PROBLEMS ->
• a. Answer these questions using the code review:
(i) What three methods does the ptyStarter type provide?
(ii) Which flag determines whether SIGINT or SIGKILL is sent in the tests for KillExecPIDs?
(iii) Which method that required opLock does the exec check no longer depend on?
• b. Summarize the code review in two sentences.
═════ EXCERPT PROVIDED ═════
58-58: LGTM! Clear reasoning for skipping this test in Kata.

The comment appropriately explains that VM-based runtimes (like Kata) handle exec during termination differently than native runc/crun, justifying the skip.

server/container_exec.go (1)

55-57: LGTM! Lock-free Living() check enables exec during graceful termination.

This change removes the dependency on UpdateContainerStatus() which required opLock, allowing exec operations to proceed during the container's graceful termination window. The Living() method is designed to be lock-free per the codebase's architecture.

Based on learnings and past review comments: Living() was designed to not race against opLock, making this approach safe.

internal/oci/oci_unix.go (2)

21-40: LGTM! Well-designed ptyStarter abstraction.

The ptyStarter type cleanly wraps PTY startup to implement the ExecStarter interface, storing the PTY file descriptor for later use. The three methods (Start, GetPid, Pty) provide a clean separation of concerns.


57-66: LGTM! Atomic exec startup integrated correctly.

The ttyCmd function now uses StartExecCmd with the ptyStarter, ensuring atomic registration of the exec PID. The deferred DeleteExecPID cleanup ensures proper lifecycle management, and accessing the PTY via starter.Pty() maintains the correct ordering of operations.

server/container_exec_test.go (2)

15-26: LGTM! Simple and effective mock implementation.

The mockExecStarter provides a minimal implementation of the ExecStarter interface suitable for testing without external dependencies.


78-129: LGTM! Comprehensive test coverage for exec lifecycle.

These three test cases effectively cover the key scenarios:

  1. Exec succeeds when container is running
  2. Exec is allowed during graceful termination (before kill loop begins)
  3. Exec fails when container is stopped

The test at lines 97-113 directly validates the core feature: allowing exec during graceful termination by using StartExecCmd while stopKillLoopBegun is still false.

internal/oci/container_test.go (4)

681-817: LGTM! Comprehensive test coverage for PID lifecycle management.

Excellent test coverage for DeleteExecPID and KillExecPIDs:

  • Tests handle edge cases (non-existent PIDs, already-dead PIDs, PID 0 safety)
  • Tests verify idempotent operations (multiple deletes, clearing the map)
  • Tests verify signal differentiation (SIGINT vs SIGKILL based on shouldKill flag)

This thorough testing ensures the PID lifecycle management is robust and safe.


819-896: LGTM! Critical tests for atomic exec startup.

These tests validate the core feature of the PR:

  1. Lines 820-839: Correctly blocks new execs when kill loop has begun
  2. Lines 841-857: Allows exec during graceful termination (before kill loop)
  3. Lines 859-874: Propagates start errors appropriately
  4. Lines 876-895: Verifies atomic PID registration on success

This ensures the window for exec during graceful termination is correctly implemented.
═════ GIVEN DATA ═════
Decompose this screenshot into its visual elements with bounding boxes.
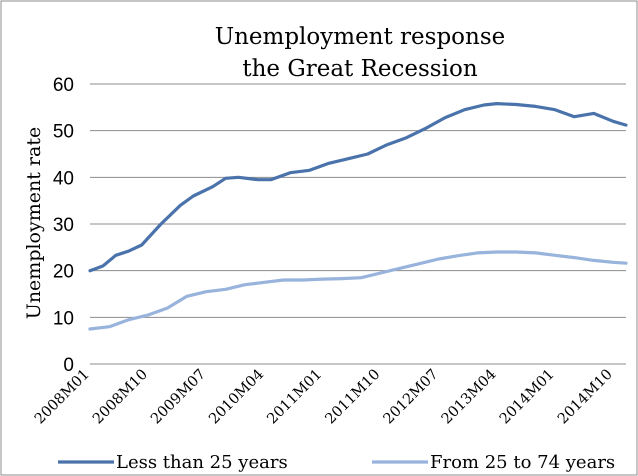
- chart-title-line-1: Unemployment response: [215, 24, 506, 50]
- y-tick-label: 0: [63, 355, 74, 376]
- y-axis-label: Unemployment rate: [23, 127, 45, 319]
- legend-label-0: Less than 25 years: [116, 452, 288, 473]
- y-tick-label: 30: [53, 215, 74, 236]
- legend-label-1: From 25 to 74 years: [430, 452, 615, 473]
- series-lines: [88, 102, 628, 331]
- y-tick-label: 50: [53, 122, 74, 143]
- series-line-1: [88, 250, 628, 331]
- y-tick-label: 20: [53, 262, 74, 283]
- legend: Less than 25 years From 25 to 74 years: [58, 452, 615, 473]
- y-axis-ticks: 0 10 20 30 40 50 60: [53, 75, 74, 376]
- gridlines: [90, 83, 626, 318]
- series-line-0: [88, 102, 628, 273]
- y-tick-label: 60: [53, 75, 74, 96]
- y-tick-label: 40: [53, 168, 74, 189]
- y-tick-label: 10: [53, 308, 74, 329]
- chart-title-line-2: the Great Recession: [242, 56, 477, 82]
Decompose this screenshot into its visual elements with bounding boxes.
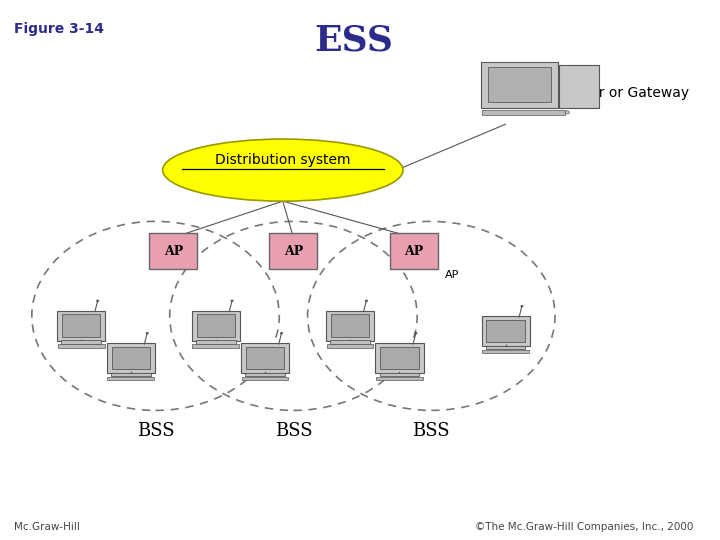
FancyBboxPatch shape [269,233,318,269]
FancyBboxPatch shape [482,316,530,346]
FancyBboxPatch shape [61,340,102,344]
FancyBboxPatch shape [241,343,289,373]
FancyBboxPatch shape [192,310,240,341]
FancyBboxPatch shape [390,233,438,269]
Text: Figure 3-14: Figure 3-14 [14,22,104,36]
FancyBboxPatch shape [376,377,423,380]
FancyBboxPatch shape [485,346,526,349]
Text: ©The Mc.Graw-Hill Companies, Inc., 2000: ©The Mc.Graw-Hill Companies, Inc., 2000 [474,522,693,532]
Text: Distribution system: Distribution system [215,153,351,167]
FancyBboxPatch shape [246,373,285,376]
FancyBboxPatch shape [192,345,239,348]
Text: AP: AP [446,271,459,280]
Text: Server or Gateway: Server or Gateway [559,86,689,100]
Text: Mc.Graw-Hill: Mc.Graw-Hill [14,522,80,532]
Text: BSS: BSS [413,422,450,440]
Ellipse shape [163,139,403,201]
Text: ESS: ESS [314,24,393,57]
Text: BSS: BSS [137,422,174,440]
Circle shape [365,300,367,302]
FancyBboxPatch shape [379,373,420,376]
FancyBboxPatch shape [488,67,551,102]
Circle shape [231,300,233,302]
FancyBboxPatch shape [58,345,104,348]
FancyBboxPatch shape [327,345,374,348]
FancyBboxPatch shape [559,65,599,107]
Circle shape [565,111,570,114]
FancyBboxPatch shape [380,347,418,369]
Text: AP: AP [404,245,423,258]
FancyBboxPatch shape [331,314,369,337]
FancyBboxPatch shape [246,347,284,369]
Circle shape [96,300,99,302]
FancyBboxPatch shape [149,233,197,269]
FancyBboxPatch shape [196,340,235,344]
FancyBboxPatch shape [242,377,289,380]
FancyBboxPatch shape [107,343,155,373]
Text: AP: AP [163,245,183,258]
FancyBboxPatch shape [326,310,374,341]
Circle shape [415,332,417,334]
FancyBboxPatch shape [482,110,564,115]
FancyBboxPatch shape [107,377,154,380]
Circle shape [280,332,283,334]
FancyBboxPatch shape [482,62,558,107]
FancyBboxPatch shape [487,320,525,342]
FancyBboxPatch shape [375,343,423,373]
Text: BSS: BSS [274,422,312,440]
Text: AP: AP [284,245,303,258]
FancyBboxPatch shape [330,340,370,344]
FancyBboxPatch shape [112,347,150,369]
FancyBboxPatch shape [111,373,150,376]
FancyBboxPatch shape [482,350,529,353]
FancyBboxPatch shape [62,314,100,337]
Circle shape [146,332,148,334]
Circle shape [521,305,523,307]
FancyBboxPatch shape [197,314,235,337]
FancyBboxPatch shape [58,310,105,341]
═════
REPLIES ->
• a.
(i) Start, GetPid, and Pty.
(ii) The shouldKill flag.
(iii) UpdateContainerStatus().

• b. The code review approves changes that let exec run during a container's graceful termination, using a lock-free Living() check and a ptyStarter type that implements the ExecStarter interface so that StartExecCmd registers the exec PID atomically. It also approves new tests covering exec while a container is running, during graceful termination, and once it is stopped, along with tests of PID lifecycle management through DeleteExecPID and KillExecPIDs.